*Stated exercise*
From the entries below, copy out every line with "messusävelmät" in it.

*Data excerpts*
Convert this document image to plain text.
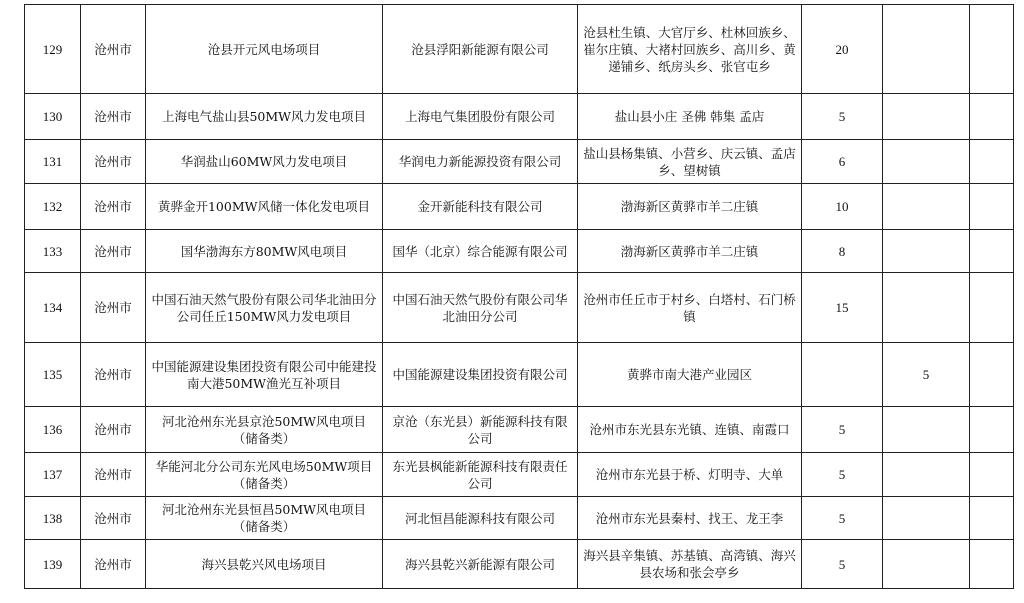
129	沧州市	沧县开元风电场项目	沧县浮阳新能源有限公司	沧县杜生镇、大官厅乡、杜林回族乡、崔尔庄镇、大褚村回族乡、高川乡、黄递铺乡、纸房头乡、张官屯乡	20		
130	沧州市	上海电气盐山县50MW风力发电项目	上海电气集团股份有限公司	盐山县小庄 圣佛 韩集 孟店	5		
131	沧州市	华润盐山60MW风力发电项目	华润电力新能源投资有限公司	盐山县杨集镇、小营乡、庆云镇、孟店乡、望树镇	6		
132	沧州市	黄骅金开100MW风储一体化发电项目	金开新能科技有限公司	渤海新区黄骅市羊二庄镇	10		
133	沧州市	国华渤海东方80MW风电项目	国华（北京）综合能源有限公司	渤海新区黄骅市羊二庄镇	8		
134	沧州市	中国石油天然气股份有限公司华北油田分公司任丘150MW风力发电项目	中国石油天然气股份有限公司华北油田分公司	沧州市任丘市于村乡、白塔村、石门桥镇	15		
135	沧州市	中国能源建设集团投资有限公司中能建投南大港50MW渔光互补项目	中国能源建设集团投资有限公司	黄骅市南大港产业园区		5	
136	沧州市	河北沧州东光县京沧50MW风电项目（储备类）	京沧（东光县）新能源科技有限公司	沧州市东光县东光镇、连镇、南霞口	5		
137	沧州市	华能河北分公司东光风电场50MW项目（储备类）	东光县枫能新能源科技有限责任公司	沧州市东光县于桥、灯明寺、大单	5		
138	沧州市	河北沧州东光县恒昌50MW风电项目（储备类）	河北恒昌能源科技有限公司	沧州市东光县秦村、找王、龙王李	5		
139	沧州市	海兴县乾兴风电场项目	海兴县乾兴新能源有限公司	海兴县辛集镇、苏基镇、高湾镇、海兴县农场和张会亭乡	5		
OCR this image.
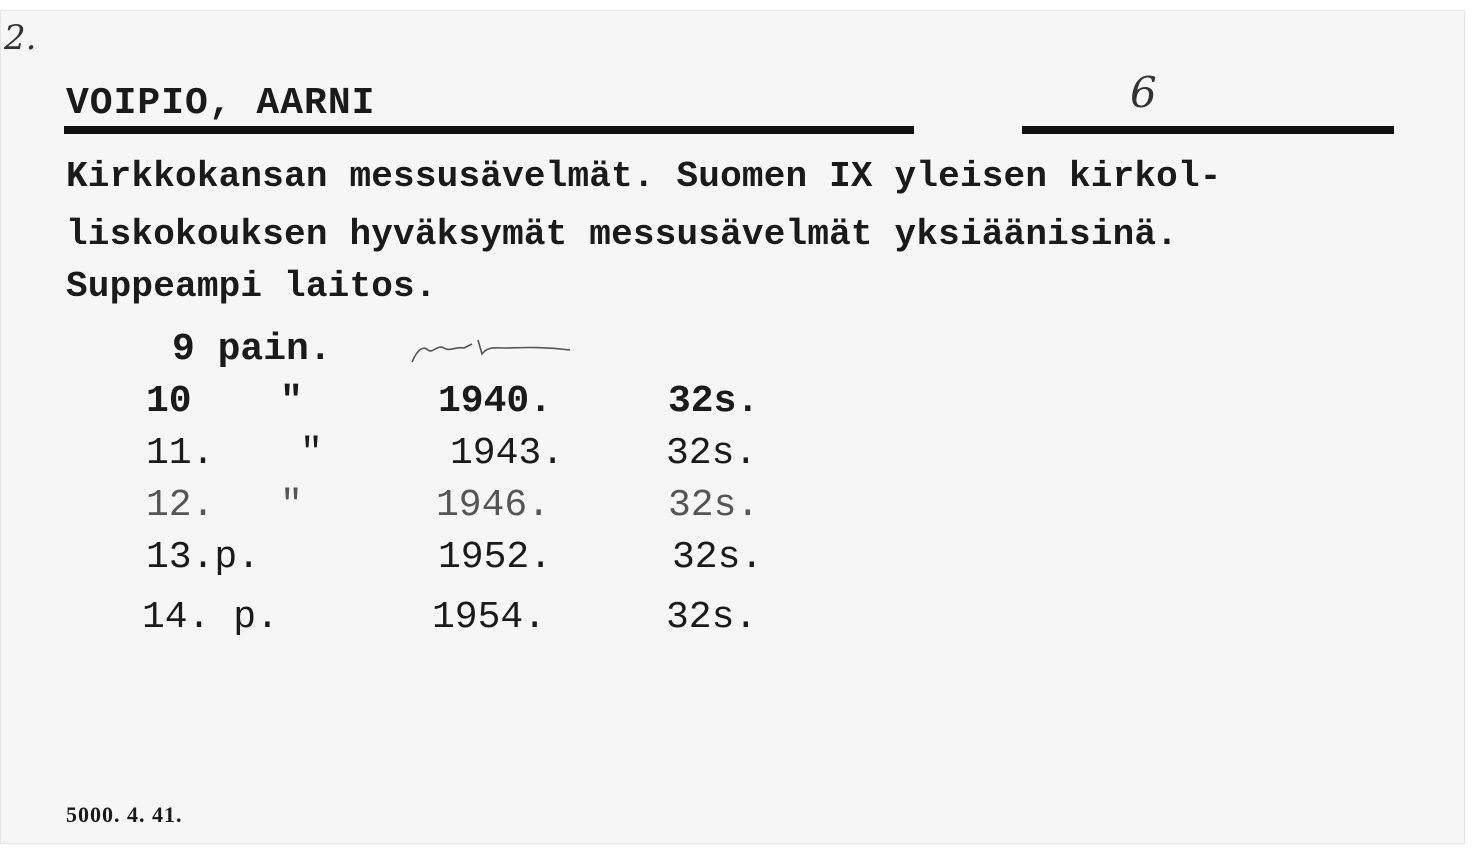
2.
6
VOIPIO, AARNI
Kirkkokansan messusävelmät. Suomen IX yleisen kirkol-
liskokouksen hyväksymät messusävelmät yksiäänisinä.
Suppeampi laitos.
9 pain.
10 "	1940.	32s.
11. "	1943.	32s.
12. "	1946.	32s.
13.p.	1952.	32s.
14. p.	1954.	32s.
5000. 4. 41.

*Reply*
Kirkkokansan messusävelmät. Suomen IX yleisen kirkol-
liskokouksen hyväksymät messusävelmät yksiäänisinä.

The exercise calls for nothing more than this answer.